-- Given task --
Single out the lines of the material that contain "prepare" and copy them.

-- Raw records --
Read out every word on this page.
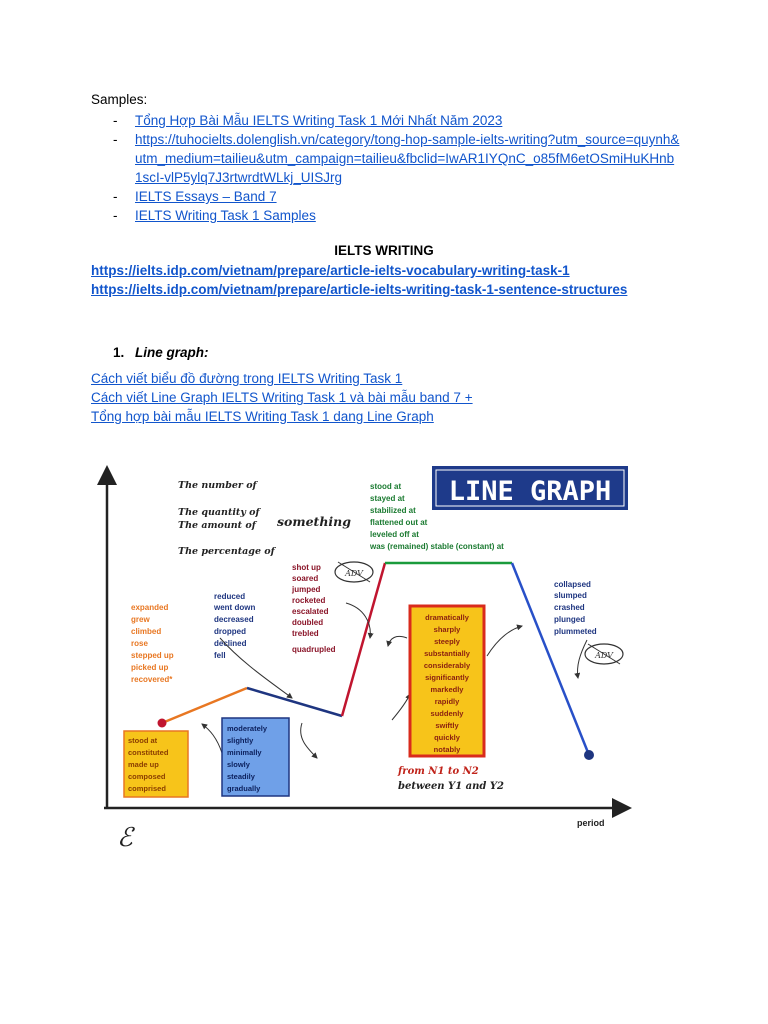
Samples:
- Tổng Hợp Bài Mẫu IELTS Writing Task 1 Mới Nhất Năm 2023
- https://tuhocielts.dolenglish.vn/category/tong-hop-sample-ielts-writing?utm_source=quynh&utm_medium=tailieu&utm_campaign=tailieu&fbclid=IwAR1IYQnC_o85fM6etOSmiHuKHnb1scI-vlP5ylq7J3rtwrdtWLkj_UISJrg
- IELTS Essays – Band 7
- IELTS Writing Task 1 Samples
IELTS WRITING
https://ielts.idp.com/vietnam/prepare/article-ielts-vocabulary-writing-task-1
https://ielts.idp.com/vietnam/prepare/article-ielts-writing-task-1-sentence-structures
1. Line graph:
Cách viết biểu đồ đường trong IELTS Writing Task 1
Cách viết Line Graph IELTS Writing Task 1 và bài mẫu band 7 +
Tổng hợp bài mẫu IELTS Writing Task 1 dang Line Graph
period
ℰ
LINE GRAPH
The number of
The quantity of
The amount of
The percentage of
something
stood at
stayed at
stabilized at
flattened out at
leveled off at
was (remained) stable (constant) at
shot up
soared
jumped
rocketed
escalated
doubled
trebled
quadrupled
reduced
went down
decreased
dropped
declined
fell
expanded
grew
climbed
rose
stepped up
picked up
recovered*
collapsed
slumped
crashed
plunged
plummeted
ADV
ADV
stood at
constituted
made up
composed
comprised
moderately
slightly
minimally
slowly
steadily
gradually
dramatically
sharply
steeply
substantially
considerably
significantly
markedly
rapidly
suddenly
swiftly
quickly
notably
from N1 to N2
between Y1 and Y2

-- Exercise result --
https://ielts.idp.com/vietnam/prepare/article-ielts-vocabulary-writing-task-1
https://ielts.idp.com/vietnam/prepare/article-ielts-writing-task-1-sentence-structures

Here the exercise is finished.